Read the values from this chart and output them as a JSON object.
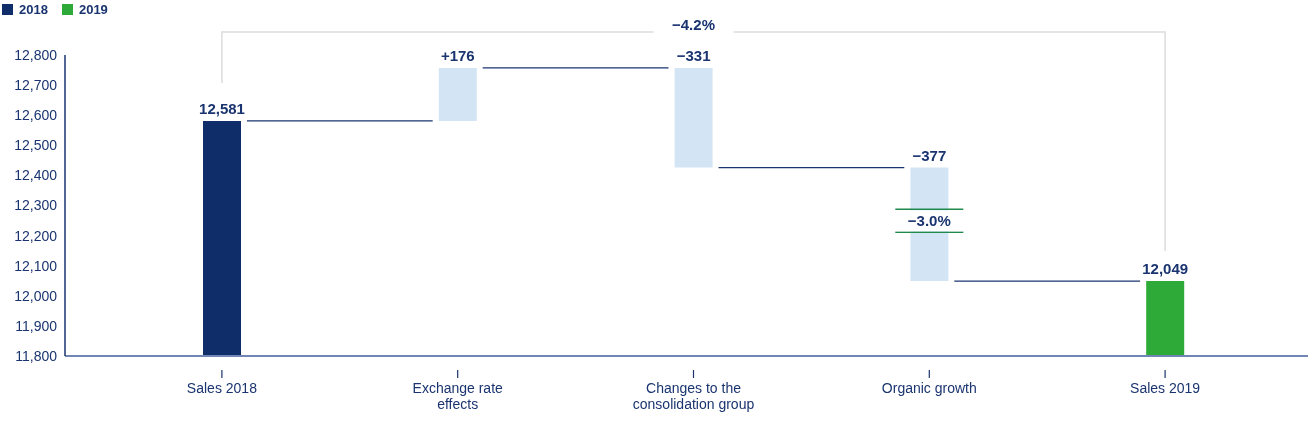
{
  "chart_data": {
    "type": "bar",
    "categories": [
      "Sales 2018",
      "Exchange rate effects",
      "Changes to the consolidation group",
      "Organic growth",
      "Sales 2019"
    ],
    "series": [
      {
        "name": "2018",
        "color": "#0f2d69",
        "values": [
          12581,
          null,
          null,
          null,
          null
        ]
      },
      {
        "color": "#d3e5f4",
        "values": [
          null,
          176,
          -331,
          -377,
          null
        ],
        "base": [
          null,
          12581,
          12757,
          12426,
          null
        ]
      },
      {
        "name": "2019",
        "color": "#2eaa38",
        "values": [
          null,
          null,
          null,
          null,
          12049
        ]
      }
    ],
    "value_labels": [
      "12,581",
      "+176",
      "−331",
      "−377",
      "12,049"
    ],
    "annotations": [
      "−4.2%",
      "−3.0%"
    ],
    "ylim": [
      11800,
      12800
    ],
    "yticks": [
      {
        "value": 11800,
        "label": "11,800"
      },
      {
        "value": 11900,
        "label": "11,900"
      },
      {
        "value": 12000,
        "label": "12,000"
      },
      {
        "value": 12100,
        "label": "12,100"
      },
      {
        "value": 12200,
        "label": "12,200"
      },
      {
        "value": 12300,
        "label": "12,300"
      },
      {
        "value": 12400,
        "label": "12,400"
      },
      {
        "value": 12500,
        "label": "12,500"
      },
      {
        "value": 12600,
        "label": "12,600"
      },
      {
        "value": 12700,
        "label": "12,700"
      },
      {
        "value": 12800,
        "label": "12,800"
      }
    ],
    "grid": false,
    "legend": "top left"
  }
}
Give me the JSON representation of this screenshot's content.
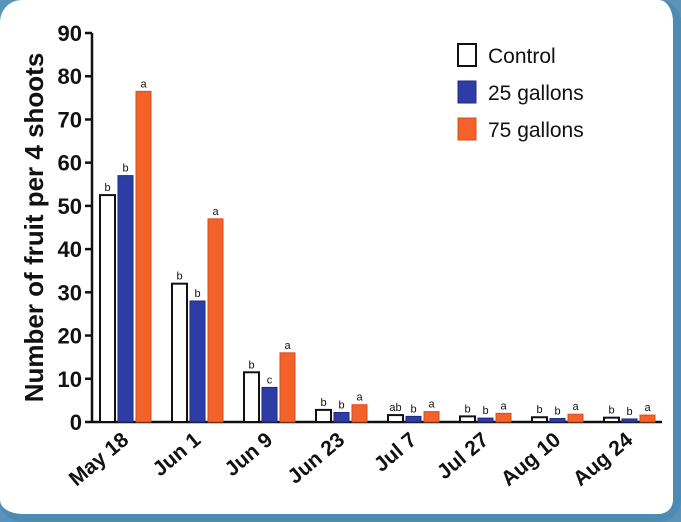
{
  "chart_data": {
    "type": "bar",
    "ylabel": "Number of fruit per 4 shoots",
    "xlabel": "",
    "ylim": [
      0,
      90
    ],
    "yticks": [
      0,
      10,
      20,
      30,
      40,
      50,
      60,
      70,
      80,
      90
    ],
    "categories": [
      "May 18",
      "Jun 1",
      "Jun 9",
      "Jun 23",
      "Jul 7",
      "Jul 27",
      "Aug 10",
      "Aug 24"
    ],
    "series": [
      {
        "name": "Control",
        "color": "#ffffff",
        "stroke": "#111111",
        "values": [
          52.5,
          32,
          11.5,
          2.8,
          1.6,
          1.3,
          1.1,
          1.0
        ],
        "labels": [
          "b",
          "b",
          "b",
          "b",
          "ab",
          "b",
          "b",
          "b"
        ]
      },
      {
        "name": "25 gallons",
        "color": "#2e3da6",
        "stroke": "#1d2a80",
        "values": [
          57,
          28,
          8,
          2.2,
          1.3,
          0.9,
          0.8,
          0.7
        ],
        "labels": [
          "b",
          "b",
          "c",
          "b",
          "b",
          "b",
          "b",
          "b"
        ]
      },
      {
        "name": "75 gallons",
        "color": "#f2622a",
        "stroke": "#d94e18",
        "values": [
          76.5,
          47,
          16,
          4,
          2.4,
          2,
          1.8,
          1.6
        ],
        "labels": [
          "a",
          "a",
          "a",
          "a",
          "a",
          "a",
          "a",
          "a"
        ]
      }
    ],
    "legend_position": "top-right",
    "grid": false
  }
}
··········
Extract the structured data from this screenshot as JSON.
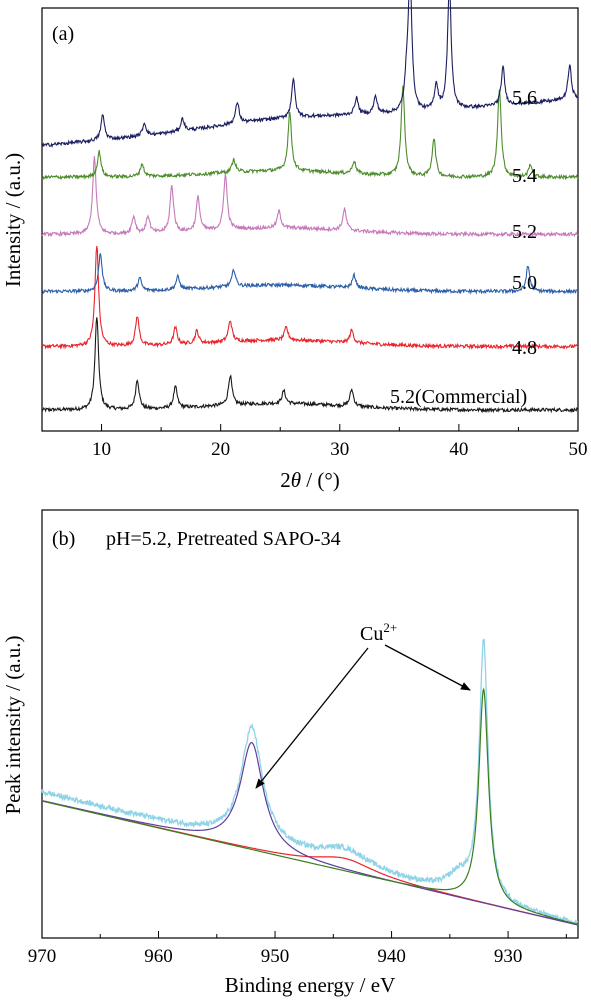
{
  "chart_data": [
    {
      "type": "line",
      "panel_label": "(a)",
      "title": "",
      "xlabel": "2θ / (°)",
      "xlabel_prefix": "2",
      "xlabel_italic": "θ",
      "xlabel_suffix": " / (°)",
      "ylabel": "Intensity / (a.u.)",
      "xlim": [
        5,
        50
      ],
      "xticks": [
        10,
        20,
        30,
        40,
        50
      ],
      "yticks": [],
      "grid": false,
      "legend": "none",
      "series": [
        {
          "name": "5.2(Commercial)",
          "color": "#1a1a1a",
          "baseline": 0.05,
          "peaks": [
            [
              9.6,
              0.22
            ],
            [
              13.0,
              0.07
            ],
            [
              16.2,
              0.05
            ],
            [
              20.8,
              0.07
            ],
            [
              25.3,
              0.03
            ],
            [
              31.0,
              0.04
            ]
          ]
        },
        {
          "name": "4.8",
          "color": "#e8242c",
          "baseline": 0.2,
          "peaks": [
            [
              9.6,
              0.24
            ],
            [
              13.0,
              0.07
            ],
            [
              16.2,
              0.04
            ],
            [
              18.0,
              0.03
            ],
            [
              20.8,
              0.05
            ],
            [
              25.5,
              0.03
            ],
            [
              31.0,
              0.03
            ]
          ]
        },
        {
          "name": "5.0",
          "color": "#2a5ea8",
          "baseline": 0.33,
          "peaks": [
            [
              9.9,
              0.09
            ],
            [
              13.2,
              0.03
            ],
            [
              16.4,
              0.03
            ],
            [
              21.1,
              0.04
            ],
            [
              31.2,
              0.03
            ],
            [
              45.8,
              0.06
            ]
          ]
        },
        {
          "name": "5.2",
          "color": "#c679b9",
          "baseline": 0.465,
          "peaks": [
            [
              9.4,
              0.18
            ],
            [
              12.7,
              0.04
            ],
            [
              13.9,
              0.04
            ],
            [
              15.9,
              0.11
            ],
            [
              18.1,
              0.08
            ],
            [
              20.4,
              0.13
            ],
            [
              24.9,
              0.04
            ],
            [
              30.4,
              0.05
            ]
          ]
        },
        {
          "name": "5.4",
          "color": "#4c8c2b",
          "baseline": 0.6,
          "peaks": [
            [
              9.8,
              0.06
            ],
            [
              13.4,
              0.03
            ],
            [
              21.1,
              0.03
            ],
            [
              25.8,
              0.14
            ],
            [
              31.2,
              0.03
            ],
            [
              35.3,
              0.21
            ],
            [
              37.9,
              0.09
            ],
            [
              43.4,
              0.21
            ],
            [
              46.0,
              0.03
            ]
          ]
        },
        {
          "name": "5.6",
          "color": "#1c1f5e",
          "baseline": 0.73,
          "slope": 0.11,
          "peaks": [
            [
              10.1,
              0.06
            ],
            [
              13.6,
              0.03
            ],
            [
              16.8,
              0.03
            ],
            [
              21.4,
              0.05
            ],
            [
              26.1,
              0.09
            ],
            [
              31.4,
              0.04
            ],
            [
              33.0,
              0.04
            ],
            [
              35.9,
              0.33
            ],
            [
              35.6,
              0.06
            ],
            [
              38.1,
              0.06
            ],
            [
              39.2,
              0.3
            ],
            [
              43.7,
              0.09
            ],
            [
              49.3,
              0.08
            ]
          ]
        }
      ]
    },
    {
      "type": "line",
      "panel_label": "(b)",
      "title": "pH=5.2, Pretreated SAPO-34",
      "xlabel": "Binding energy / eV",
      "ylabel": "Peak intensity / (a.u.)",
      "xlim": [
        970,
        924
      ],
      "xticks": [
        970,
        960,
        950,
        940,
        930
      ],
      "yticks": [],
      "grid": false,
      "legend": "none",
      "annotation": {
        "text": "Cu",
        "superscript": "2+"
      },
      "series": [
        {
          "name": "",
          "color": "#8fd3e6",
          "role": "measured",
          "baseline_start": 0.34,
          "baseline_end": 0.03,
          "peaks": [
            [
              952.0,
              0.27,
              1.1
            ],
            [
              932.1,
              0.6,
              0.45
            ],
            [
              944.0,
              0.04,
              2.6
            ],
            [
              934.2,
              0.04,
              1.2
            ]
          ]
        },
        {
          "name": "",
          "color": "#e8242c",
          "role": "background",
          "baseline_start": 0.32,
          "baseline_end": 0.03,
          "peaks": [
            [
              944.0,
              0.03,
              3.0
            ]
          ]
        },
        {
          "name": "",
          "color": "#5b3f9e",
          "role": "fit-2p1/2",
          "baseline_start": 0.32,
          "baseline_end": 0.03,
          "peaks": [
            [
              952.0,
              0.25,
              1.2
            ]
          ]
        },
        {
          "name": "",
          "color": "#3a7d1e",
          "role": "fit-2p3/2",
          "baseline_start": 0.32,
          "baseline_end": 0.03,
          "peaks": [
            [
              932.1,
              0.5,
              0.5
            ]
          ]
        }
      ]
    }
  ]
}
··········
### DIRECTIONS
Pull every line containing the word "role" out of the material and copy it.

### RESPONSE
          "role": "measured",
          "role": "background",
          "role": "fit-2p1/2",
          "role": "fit-2p3/2",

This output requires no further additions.